═════ Data extract ═════

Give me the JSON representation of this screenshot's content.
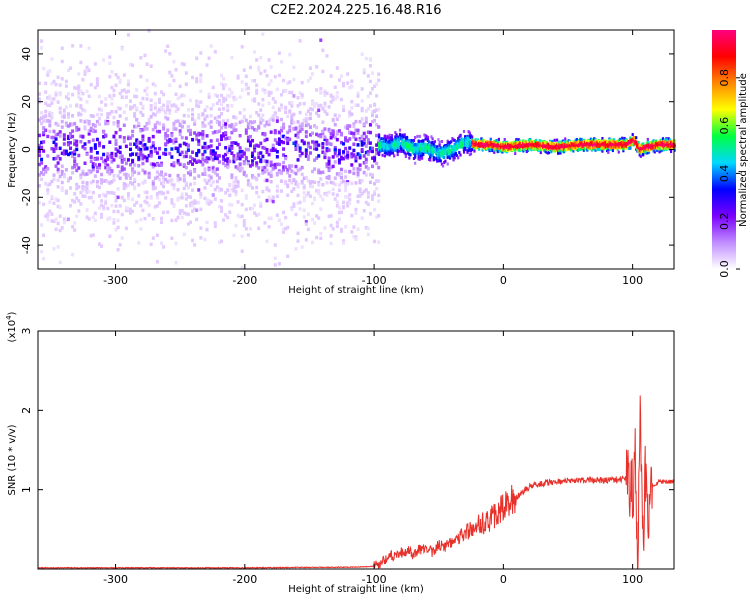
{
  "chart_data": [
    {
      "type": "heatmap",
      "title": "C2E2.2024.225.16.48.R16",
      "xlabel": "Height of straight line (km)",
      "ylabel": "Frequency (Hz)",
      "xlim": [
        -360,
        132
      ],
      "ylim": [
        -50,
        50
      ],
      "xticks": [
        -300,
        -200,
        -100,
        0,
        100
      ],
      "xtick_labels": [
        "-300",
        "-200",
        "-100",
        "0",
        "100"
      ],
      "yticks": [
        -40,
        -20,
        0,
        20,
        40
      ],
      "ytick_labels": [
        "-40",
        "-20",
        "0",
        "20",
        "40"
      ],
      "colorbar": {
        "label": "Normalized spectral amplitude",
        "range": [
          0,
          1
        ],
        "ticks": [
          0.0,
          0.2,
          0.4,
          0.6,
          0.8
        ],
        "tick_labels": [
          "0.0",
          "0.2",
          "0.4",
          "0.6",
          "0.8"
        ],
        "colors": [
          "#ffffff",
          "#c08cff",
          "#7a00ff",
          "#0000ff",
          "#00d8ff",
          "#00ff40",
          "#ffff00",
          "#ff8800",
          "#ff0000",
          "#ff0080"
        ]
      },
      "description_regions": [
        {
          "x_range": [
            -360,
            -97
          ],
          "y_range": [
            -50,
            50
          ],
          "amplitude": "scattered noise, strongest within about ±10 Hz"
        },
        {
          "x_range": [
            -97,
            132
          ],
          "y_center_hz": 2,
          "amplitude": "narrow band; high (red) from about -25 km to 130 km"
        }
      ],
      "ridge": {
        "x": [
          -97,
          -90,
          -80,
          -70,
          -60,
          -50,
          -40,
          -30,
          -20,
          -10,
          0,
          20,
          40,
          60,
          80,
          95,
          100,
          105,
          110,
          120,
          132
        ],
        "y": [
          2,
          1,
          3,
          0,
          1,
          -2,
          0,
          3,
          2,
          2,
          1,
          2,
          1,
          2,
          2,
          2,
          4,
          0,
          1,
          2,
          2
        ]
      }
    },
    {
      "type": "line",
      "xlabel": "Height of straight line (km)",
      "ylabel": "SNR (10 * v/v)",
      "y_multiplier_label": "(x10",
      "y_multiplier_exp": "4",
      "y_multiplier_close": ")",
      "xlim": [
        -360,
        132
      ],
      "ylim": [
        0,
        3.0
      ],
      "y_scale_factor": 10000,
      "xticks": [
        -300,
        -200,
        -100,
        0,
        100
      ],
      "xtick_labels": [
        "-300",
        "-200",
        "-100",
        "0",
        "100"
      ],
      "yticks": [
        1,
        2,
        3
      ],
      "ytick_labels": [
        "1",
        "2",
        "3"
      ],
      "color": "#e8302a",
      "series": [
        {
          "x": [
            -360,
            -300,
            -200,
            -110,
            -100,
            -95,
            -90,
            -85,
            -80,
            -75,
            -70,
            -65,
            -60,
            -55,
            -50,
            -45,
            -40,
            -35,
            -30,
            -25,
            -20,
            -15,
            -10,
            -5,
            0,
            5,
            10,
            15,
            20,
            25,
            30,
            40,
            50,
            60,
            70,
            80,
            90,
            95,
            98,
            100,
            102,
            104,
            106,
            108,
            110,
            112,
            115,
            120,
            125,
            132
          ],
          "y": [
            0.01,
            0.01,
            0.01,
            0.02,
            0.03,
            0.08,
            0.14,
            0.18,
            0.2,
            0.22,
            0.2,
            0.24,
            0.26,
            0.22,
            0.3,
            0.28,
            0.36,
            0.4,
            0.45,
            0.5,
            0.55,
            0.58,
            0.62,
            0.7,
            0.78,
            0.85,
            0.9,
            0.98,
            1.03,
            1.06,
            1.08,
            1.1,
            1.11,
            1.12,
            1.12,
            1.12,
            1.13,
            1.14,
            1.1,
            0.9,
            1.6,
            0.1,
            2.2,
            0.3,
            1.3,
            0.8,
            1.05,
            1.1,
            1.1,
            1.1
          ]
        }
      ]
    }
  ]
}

═════

Objective
Repeat all of the records verbatim, leaving out the pictures.

Final answer
Give me the JSON representation of this screenshot's content.
{
  "chart_data": [
    {
      "type": "heatmap",
      "title": "C2E2.2024.225.16.48.R16",
      "xlabel": "Height of straight line (km)",
      "ylabel": "Frequency (Hz)",
      "xlim": [
        -360,
        132
      ],
      "ylim": [
        -50,
        50
      ],
      "xticks": [
        -300,
        -200,
        -100,
        0,
        100
      ],
      "xtick_labels": [
        "-300",
        "-200",
        "-100",
        "0",
        "100"
      ],
      "yticks": [
        -40,
        -20,
        0,
        20,
        40
      ],
      "ytick_labels": [
        "-40",
        "-20",
        "0",
        "20",
        "40"
      ],
      "colorbar": {
        "label": "Normalized spectral amplitude",
        "range": [
          0,
          1
        ],
        "ticks": [
          0.0,
          0.2,
          0.4,
          0.6,
          0.8
        ],
        "tick_labels": [
          "0.0",
          "0.2",
          "0.4",
          "0.6",
          "0.8"
        ],
        "colors": [
          "#ffffff",
          "#c08cff",
          "#7a00ff",
          "#0000ff",
          "#00d8ff",
          "#00ff40",
          "#ffff00",
          "#ff8800",
          "#ff0000",
          "#ff0080"
        ]
      },
      "description_regions": [
        {
          "x_range": [
            -360,
            -97
          ],
          "y_range": [
            -50,
            50
          ],
          "amplitude": "scattered noise, strongest within about ±10 Hz"
        },
        {
          "x_range": [
            -97,
            132
          ],
          "y_center_hz": 2,
          "amplitude": "narrow band; high (red) from about -25 km to 130 km"
        }
      ],
      "ridge": {
        "x": [
          -97,
          -90,
          -80,
          -70,
          -60,
          -50,
          -40,
          -30,
          -20,
          -10,
          0,
          20,
          40,
          60,
          80,
          95,
          100,
          105,
          110,
          120,
          132
        ],
        "y": [
          2,
          1,
          3,
          0,
          1,
          -2,
          0,
          3,
          2,
          2,
          1,
          2,
          1,
          2,
          2,
          2,
          4,
          0,
          1,
          2,
          2
        ]
      }
    },
    {
      "type": "line",
      "xlabel": "Height of straight line (km)",
      "ylabel": "SNR (10 * v/v)",
      "y_multiplier_label": "(x10",
      "y_multiplier_exp": "4",
      "y_multiplier_close": ")",
      "xlim": [
        -360,
        132
      ],
      "ylim": [
        0,
        3.0
      ],
      "y_scale_factor": 10000,
      "xticks": [
        -300,
        -200,
        -100,
        0,
        100
      ],
      "xtick_labels": [
        "-300",
        "-200",
        "-100",
        "0",
        "100"
      ],
      "yticks": [
        1,
        2,
        3
      ],
      "ytick_labels": [
        "1",
        "2",
        "3"
      ],
      "color": "#e8302a",
      "series": [
        {
          "x": [
            -360,
            -300,
            -200,
            -110,
            -100,
            -95,
            -90,
            -85,
            -80,
            -75,
            -70,
            -65,
            -60,
            -55,
            -50,
            -45,
            -40,
            -35,
            -30,
            -25,
            -20,
            -15,
            -10,
            -5,
            0,
            5,
            10,
            15,
            20,
            25,
            30,
            40,
            50,
            60,
            70,
            80,
            90,
            95,
            98,
            100,
            102,
            104,
            106,
            108,
            110,
            112,
            115,
            120,
            125,
            132
          ],
          "y": [
            0.01,
            0.01,
            0.01,
            0.02,
            0.03,
            0.08,
            0.14,
            0.18,
            0.2,
            0.22,
            0.2,
            0.24,
            0.26,
            0.22,
            0.3,
            0.28,
            0.36,
            0.4,
            0.45,
            0.5,
            0.55,
            0.58,
            0.62,
            0.7,
            0.78,
            0.85,
            0.9,
            0.98,
            1.03,
            1.06,
            1.08,
            1.1,
            1.11,
            1.12,
            1.12,
            1.12,
            1.13,
            1.14,
            1.1,
            0.9,
            1.6,
            0.1,
            2.2,
            0.3,
            1.3,
            0.8,
            1.05,
            1.1,
            1.1,
            1.1
          ]
        }
      ]
    }
  ]
}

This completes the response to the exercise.